— START —

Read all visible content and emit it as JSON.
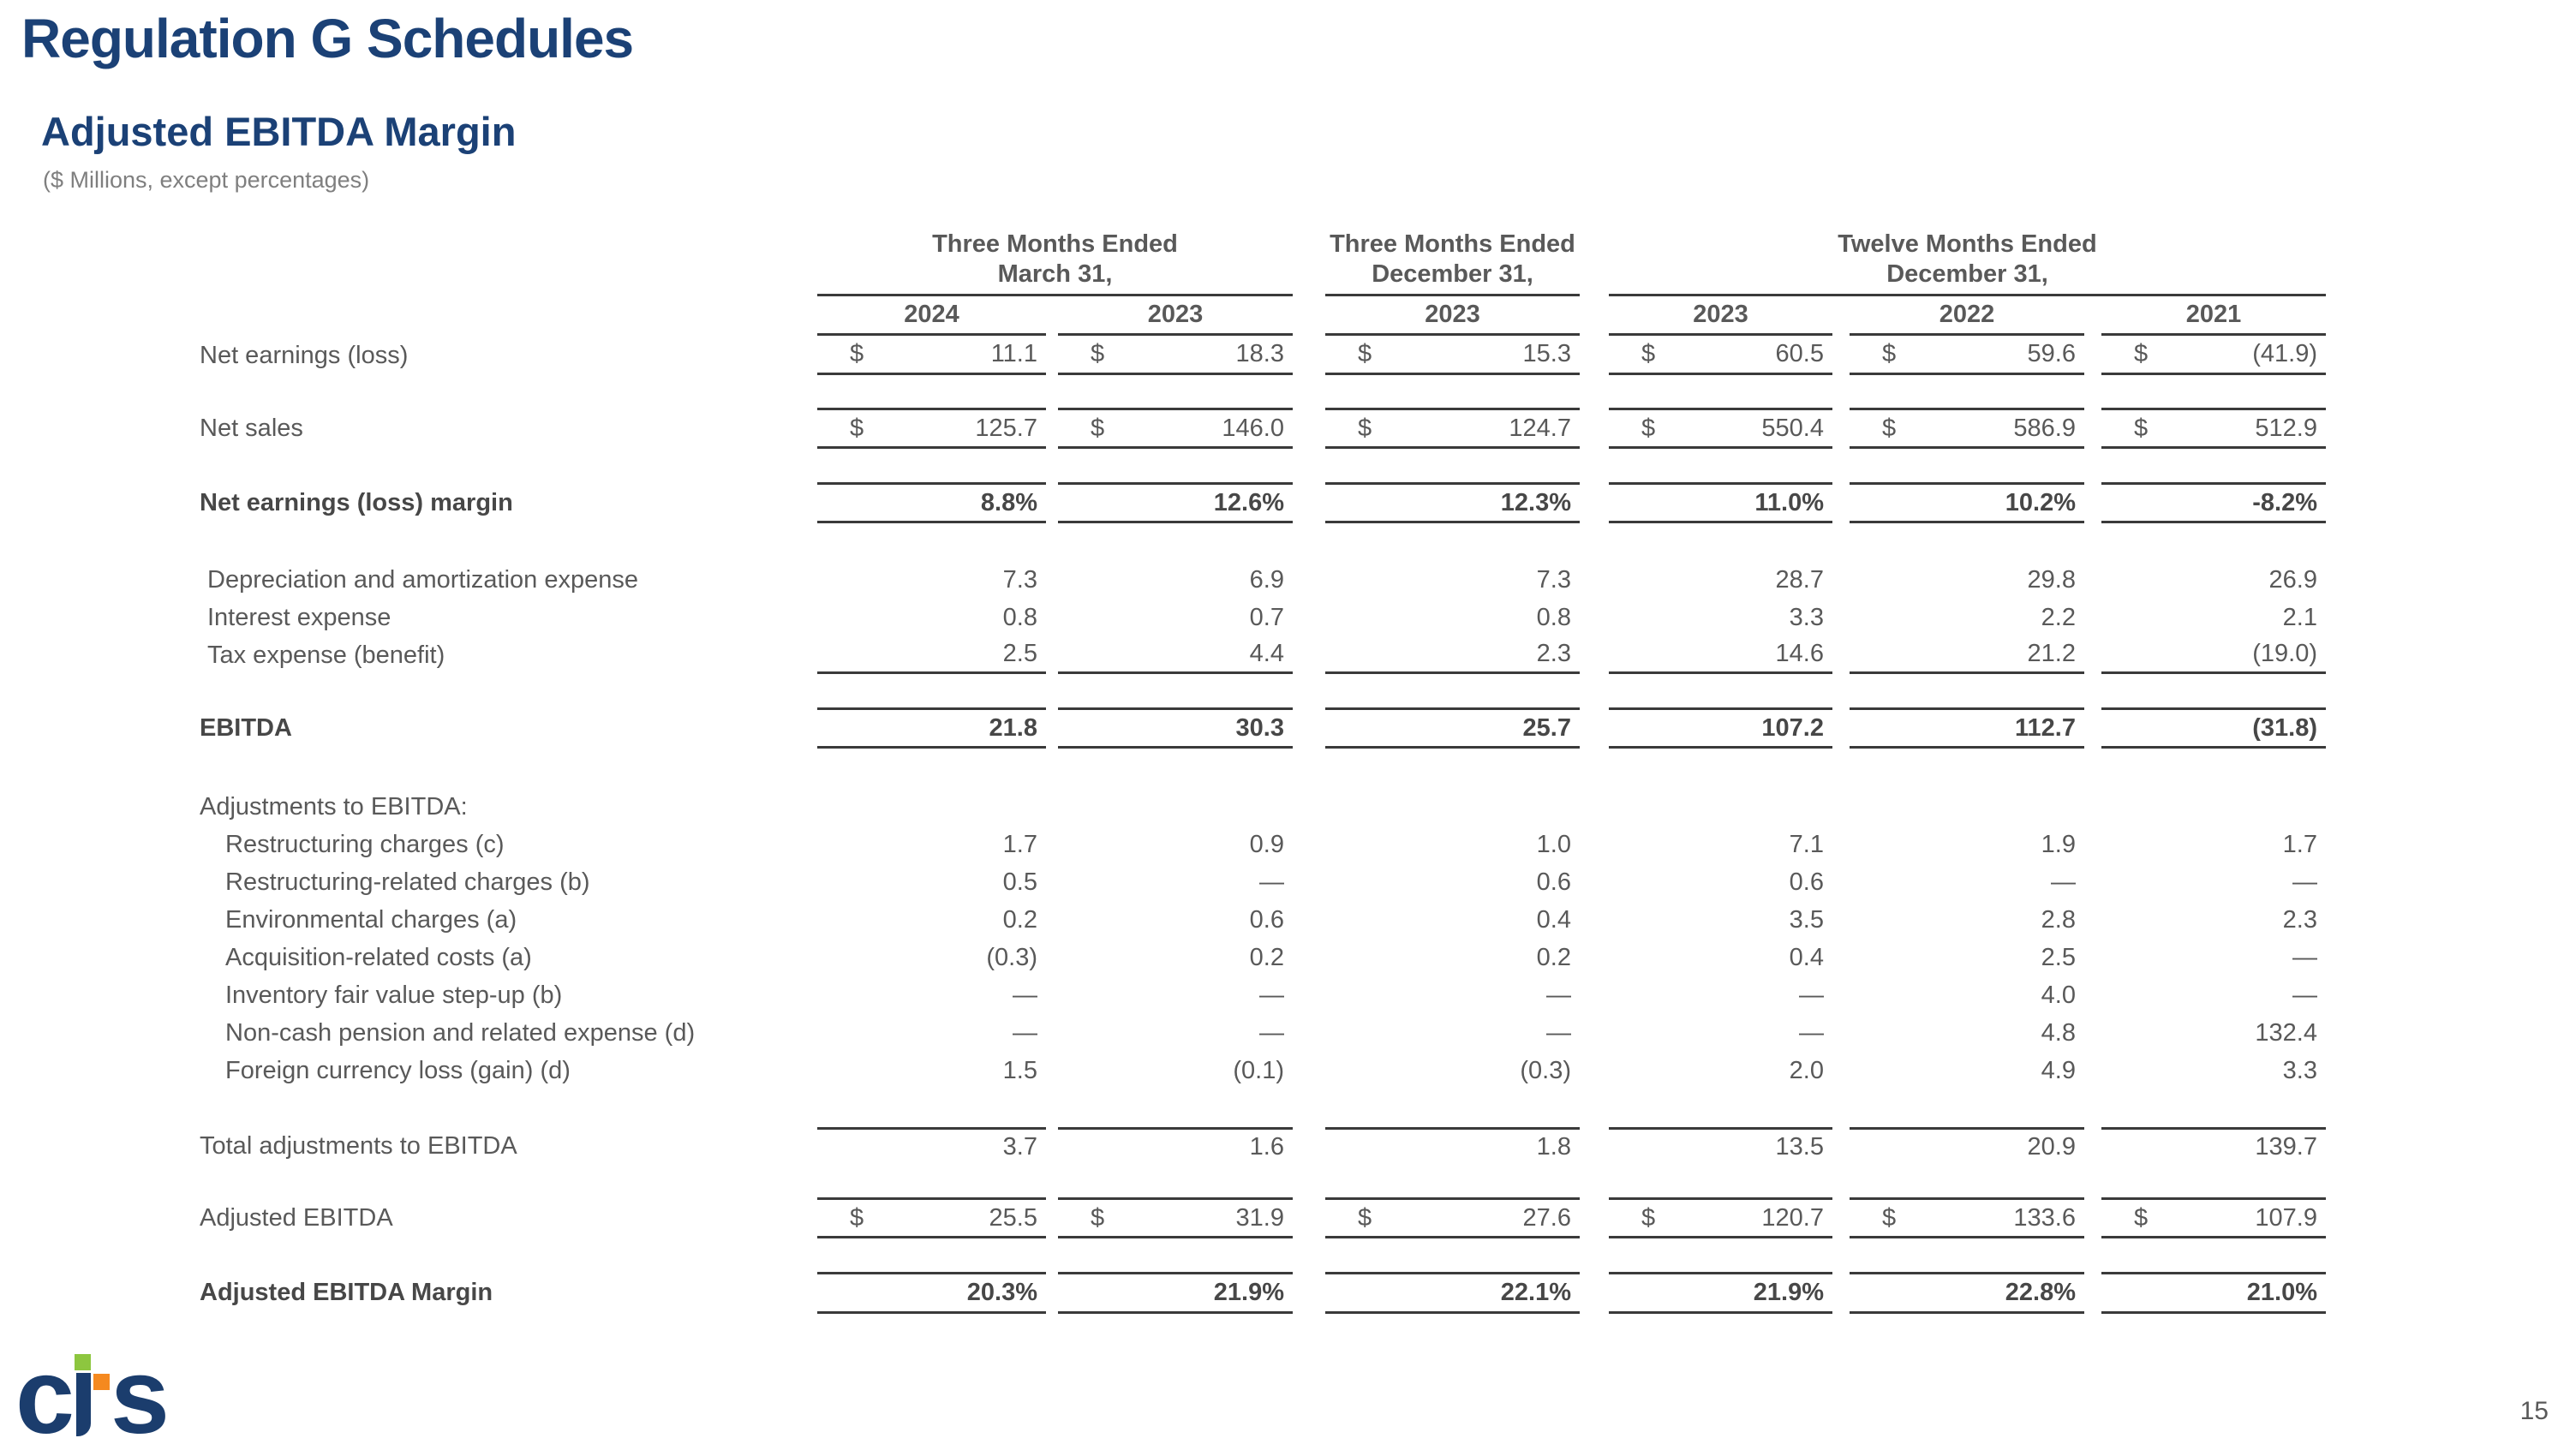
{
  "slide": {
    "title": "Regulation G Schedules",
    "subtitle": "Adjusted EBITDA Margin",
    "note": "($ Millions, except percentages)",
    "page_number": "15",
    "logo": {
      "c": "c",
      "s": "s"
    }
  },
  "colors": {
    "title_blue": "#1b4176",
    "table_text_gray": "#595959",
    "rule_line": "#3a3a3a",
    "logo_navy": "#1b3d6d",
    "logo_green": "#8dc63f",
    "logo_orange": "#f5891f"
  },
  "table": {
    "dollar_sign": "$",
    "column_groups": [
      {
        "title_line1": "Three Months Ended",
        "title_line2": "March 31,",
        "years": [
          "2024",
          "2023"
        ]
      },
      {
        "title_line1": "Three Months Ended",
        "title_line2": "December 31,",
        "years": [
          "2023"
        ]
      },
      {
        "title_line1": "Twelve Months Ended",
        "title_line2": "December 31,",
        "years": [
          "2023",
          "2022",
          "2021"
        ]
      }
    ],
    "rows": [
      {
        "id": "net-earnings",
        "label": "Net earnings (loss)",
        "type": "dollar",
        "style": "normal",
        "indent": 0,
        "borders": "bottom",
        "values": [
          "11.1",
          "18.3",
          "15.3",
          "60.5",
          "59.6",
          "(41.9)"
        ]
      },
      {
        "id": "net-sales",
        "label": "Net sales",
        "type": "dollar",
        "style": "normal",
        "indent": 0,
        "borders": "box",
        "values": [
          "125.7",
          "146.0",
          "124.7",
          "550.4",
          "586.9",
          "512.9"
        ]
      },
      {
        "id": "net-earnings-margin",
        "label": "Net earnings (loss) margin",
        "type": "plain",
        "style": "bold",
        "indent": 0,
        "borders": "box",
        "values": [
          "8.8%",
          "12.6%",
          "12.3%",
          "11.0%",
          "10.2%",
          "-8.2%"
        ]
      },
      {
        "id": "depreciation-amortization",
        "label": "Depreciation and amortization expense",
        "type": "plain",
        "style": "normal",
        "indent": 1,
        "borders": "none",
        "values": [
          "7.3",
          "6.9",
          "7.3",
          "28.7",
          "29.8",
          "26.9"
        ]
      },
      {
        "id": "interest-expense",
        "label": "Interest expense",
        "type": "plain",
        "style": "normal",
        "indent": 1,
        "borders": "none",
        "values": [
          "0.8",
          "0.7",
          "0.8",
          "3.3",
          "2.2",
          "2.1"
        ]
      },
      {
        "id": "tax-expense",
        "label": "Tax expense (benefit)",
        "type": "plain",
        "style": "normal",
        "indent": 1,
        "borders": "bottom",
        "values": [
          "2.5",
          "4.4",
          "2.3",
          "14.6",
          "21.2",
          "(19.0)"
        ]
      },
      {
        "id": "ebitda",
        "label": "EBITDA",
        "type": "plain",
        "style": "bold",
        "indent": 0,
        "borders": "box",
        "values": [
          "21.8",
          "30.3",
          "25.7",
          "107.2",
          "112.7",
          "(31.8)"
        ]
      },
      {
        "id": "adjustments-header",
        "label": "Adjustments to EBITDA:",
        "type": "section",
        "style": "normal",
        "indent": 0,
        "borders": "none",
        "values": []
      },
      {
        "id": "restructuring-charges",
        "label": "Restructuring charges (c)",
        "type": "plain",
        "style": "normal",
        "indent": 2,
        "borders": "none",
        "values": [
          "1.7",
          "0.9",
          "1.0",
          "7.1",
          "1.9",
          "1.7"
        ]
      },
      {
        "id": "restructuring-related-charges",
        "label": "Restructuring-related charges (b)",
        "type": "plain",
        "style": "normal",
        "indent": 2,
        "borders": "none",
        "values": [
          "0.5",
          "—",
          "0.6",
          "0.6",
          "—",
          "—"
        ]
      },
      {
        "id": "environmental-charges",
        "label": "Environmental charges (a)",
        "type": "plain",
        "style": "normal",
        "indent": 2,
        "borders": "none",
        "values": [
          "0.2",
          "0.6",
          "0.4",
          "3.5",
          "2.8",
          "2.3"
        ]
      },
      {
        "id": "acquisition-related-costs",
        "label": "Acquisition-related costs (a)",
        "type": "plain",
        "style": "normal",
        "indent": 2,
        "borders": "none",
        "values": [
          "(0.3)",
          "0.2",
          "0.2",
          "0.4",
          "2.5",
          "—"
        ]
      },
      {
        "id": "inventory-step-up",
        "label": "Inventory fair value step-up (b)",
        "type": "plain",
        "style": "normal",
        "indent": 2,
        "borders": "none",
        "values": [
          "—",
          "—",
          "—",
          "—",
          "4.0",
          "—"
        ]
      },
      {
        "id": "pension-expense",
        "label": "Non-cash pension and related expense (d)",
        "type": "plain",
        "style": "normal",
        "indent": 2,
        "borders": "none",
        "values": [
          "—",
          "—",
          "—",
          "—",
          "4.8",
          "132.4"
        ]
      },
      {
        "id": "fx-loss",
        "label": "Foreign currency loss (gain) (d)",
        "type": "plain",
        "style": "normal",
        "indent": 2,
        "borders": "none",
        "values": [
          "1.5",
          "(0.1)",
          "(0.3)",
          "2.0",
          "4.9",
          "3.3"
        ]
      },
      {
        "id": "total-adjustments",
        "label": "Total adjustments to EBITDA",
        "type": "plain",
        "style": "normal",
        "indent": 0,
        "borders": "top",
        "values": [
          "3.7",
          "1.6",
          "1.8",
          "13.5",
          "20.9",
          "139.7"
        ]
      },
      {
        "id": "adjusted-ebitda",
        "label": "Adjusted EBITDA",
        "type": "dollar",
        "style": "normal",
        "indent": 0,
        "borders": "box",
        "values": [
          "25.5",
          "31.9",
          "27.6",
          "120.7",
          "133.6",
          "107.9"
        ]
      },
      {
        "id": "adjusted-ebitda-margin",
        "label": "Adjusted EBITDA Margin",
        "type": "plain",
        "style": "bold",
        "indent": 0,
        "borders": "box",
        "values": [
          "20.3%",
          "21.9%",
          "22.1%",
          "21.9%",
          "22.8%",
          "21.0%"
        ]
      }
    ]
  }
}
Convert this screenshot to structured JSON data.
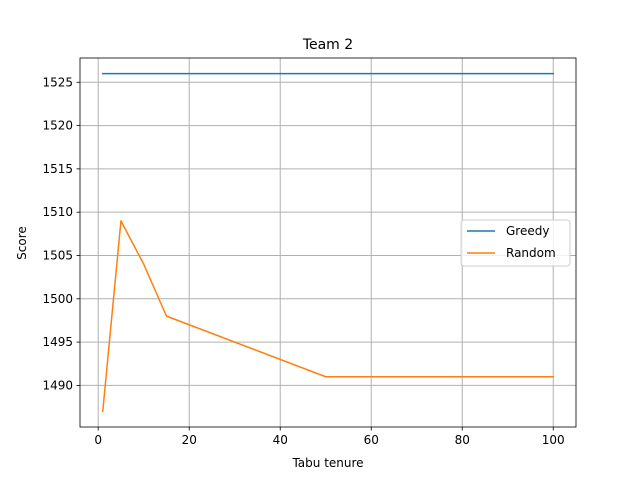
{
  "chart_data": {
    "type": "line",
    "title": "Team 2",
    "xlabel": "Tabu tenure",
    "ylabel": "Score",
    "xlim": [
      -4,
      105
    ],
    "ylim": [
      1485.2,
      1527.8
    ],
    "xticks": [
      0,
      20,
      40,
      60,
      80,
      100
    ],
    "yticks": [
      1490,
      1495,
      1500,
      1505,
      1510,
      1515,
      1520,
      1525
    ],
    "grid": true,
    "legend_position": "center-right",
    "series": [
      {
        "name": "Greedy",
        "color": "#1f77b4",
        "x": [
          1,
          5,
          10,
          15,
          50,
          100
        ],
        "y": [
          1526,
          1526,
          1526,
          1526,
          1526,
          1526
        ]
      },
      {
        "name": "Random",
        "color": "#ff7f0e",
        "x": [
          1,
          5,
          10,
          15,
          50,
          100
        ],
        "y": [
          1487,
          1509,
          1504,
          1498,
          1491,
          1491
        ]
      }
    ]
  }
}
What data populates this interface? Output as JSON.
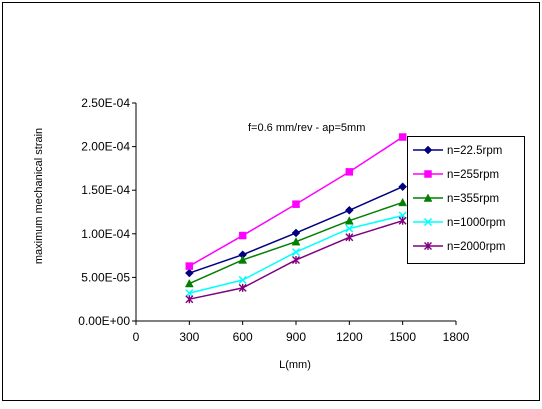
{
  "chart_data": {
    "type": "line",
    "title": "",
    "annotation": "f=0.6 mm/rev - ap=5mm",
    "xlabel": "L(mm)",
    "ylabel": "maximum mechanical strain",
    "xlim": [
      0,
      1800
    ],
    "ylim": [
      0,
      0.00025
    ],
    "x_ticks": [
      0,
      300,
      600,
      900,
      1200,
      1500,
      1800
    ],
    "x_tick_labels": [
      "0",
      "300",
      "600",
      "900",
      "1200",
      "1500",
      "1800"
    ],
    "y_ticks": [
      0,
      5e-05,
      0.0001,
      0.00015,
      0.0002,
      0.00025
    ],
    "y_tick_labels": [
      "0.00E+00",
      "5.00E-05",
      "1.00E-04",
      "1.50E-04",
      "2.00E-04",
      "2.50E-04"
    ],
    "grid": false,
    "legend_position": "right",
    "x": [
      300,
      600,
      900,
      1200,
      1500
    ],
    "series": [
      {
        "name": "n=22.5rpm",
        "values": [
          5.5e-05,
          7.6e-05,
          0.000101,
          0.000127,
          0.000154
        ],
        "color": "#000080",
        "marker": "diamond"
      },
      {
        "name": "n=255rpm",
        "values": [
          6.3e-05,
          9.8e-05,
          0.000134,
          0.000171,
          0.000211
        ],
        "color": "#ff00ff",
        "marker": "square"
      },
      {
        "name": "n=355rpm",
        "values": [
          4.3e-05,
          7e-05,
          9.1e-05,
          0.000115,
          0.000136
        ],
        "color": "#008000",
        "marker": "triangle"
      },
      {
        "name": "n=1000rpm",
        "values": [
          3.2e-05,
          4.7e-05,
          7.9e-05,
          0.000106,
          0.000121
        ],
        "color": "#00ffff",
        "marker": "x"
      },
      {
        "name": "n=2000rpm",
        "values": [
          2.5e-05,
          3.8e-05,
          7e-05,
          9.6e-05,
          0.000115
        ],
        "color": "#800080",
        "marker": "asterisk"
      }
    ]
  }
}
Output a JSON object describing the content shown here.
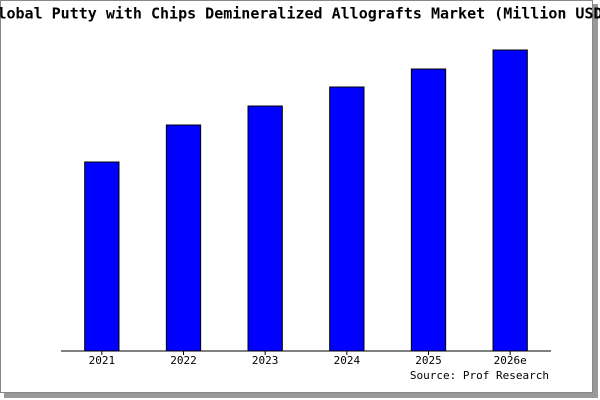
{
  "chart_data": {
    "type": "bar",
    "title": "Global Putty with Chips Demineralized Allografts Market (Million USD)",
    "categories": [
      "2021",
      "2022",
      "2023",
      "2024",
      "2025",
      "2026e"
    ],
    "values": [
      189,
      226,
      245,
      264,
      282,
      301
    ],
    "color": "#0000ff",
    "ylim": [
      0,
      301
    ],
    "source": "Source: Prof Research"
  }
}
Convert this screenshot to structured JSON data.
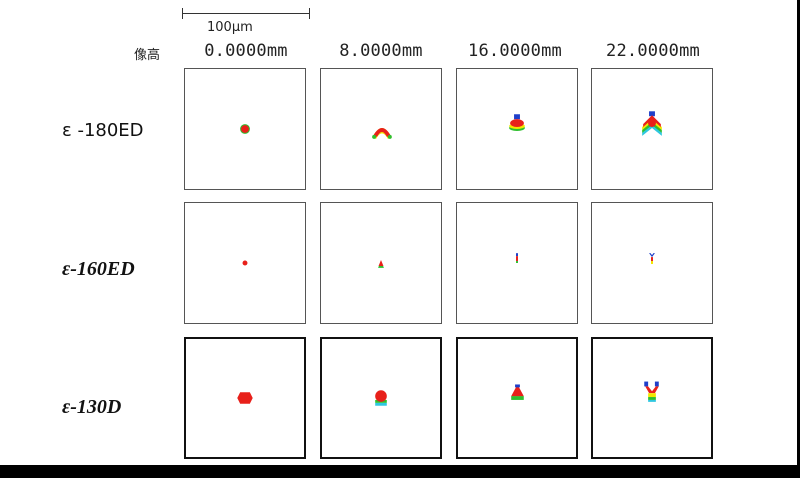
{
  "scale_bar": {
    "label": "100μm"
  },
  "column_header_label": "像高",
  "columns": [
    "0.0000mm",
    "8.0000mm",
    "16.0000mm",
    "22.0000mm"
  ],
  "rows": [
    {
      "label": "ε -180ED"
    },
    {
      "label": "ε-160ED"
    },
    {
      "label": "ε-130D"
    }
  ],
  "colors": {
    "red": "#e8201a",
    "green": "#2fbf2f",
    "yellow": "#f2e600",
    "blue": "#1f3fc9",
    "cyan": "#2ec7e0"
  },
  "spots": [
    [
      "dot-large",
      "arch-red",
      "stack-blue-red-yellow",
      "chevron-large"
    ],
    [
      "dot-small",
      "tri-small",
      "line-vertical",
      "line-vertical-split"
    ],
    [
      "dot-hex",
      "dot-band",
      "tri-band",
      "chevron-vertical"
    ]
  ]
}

— END —

## THE TASK
Pull every line containing the word "content" out of the entries above.

## RESPONSE TO THE TASK
Read all visible content and emit it as JSON.
Output a JSON object describing the content shown here.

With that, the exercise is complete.